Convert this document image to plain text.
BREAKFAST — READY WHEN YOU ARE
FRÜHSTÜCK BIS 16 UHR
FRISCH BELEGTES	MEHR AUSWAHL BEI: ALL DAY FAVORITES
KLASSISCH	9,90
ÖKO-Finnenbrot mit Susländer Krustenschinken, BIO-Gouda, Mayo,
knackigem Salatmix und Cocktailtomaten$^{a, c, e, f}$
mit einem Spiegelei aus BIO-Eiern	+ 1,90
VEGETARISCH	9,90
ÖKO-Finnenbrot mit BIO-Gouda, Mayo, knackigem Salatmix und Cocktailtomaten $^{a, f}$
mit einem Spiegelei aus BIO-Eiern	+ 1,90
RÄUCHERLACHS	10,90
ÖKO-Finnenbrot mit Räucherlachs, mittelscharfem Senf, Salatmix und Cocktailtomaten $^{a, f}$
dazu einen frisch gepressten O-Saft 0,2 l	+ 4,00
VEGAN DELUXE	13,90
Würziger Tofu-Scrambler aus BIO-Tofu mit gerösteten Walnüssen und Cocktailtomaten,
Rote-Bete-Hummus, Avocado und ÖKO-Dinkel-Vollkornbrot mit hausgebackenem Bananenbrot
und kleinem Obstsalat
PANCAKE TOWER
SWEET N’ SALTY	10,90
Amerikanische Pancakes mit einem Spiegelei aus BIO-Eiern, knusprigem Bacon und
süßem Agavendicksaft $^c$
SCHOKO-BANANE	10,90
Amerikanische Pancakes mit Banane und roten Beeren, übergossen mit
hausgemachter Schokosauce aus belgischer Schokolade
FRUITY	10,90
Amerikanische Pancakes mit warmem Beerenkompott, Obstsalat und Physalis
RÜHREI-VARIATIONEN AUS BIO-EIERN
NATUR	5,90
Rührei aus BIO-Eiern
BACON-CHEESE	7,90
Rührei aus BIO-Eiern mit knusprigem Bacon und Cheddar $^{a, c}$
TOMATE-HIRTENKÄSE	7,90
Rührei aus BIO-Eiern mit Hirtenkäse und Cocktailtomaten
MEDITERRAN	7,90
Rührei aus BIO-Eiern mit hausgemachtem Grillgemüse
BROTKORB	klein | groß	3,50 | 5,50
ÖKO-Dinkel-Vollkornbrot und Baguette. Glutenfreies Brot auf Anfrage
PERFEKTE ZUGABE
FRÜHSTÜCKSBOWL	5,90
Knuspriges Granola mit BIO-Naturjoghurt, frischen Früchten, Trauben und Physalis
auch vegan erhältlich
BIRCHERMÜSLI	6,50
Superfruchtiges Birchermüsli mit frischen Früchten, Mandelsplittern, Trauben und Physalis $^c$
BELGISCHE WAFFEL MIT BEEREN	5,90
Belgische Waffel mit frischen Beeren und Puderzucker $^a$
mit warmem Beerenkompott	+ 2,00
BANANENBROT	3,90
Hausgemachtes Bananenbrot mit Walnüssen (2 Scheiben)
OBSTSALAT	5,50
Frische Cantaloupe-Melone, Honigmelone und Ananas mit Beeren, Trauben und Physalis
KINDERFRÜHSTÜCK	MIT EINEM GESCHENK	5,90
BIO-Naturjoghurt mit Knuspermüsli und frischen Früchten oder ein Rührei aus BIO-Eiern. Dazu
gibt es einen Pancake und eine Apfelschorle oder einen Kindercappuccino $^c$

● ● ● ● ●

WHAT IS NEEDED. Exactly reproduce every line of the data above.

ANSWER.
Convert this document image to plain text.
BREAKFAST — READY WHEN YOU ARE
FRÜHSTÜCK BIS 16 UHR
FRISCH BELEGTES	MEHR AUSWAHL BEI: ALL DAY FAVORITES
KLASSISCH	9,90
ÖKO-Finnenbrot mit Susländer Krustenschinken, BIO-Gouda, Mayo,
knackigem Salatmix und Cocktailtomaten$^{a, c, e, f}$
mit einem Spiegelei aus BIO-Eiern	+ 1,90
VEGETARISCH	9,90
ÖKO-Finnenbrot mit BIO-Gouda, Mayo, knackigem Salatmix und Cocktailtomaten $^{a, f}$
mit einem Spiegelei aus BIO-Eiern	+ 1,90
RÄUCHERLACHS	10,90
ÖKO-Finnenbrot mit Räucherlachs, mittelscharfem Senf, Salatmix und Cocktailtomaten $^{a, f}$
dazu einen frisch gepressten O-Saft 0,2 l	+ 4,00
VEGAN DELUXE	13,90
Würziger Tofu-Scrambler aus BIO-Tofu mit gerösteten Walnüssen und Cocktailtomaten,
Rote-Bete-Hummus, Avocado und ÖKO-Dinkel-Vollkornbrot mit hausgebackenem Bananenbrot
und kleinem Obstsalat
PANCAKE TOWER
SWEET N’ SALTY	10,90
Amerikanische Pancakes mit einem Spiegelei aus BIO-Eiern, knusprigem Bacon und
süßem Agavendicksaft $^c$
SCHOKO-BANANE	10,90
Amerikanische Pancakes mit Banane und roten Beeren, übergossen mit
hausgemachter Schokosauce aus belgischer Schokolade
FRUITY	10,90
Amerikanische Pancakes mit warmem Beerenkompott, Obstsalat und Physalis
RÜHREI-VARIATIONEN AUS BIO-EIERN
NATUR	5,90
Rührei aus BIO-Eiern
BACON-CHEESE	7,90
Rührei aus BIO-Eiern mit knusprigem Bacon und Cheddar $^{a, c}$
TOMATE-HIRTENKÄSE	7,90
Rührei aus BIO-Eiern mit Hirtenkäse und Cocktailtomaten
MEDITERRAN	7,90
Rührei aus BIO-Eiern mit hausgemachtem Grillgemüse
BROTKORB	klein | groß	3,50 | 5,50
ÖKO-Dinkel-Vollkornbrot und Baguette. Glutenfreies Brot auf Anfrage
PERFEKTE ZUGABE
FRÜHSTÜCKSBOWL	5,90
Knuspriges Granola mit BIO-Naturjoghurt, frischen Früchten, Trauben und Physalis
auch vegan erhältlich
BIRCHERMÜSLI	6,50
Superfruchtiges Birchermüsli mit frischen Früchten, Mandelsplittern, Trauben und Physalis $^c$
BELGISCHE WAFFEL MIT BEEREN	5,90
Belgische Waffel mit frischen Beeren und Puderzucker $^a$
mit warmem Beerenkompott	+ 2,00
BANANENBROT	3,90
Hausgemachtes Bananenbrot mit Walnüssen (2 Scheiben)
OBSTSALAT	5,50
Frische Cantaloupe-Melone, Honigmelone und Ananas mit Beeren, Trauben und Physalis
KINDERFRÜHSTÜCK	MIT EINEM GESCHENK	5,90
BIO-Naturjoghurt mit Knuspermüsli und frischen Früchten oder ein Rührei aus BIO-Eiern. Dazu
gibt es einen Pancake und eine Apfelschorle oder einen Kindercappuccino $^c$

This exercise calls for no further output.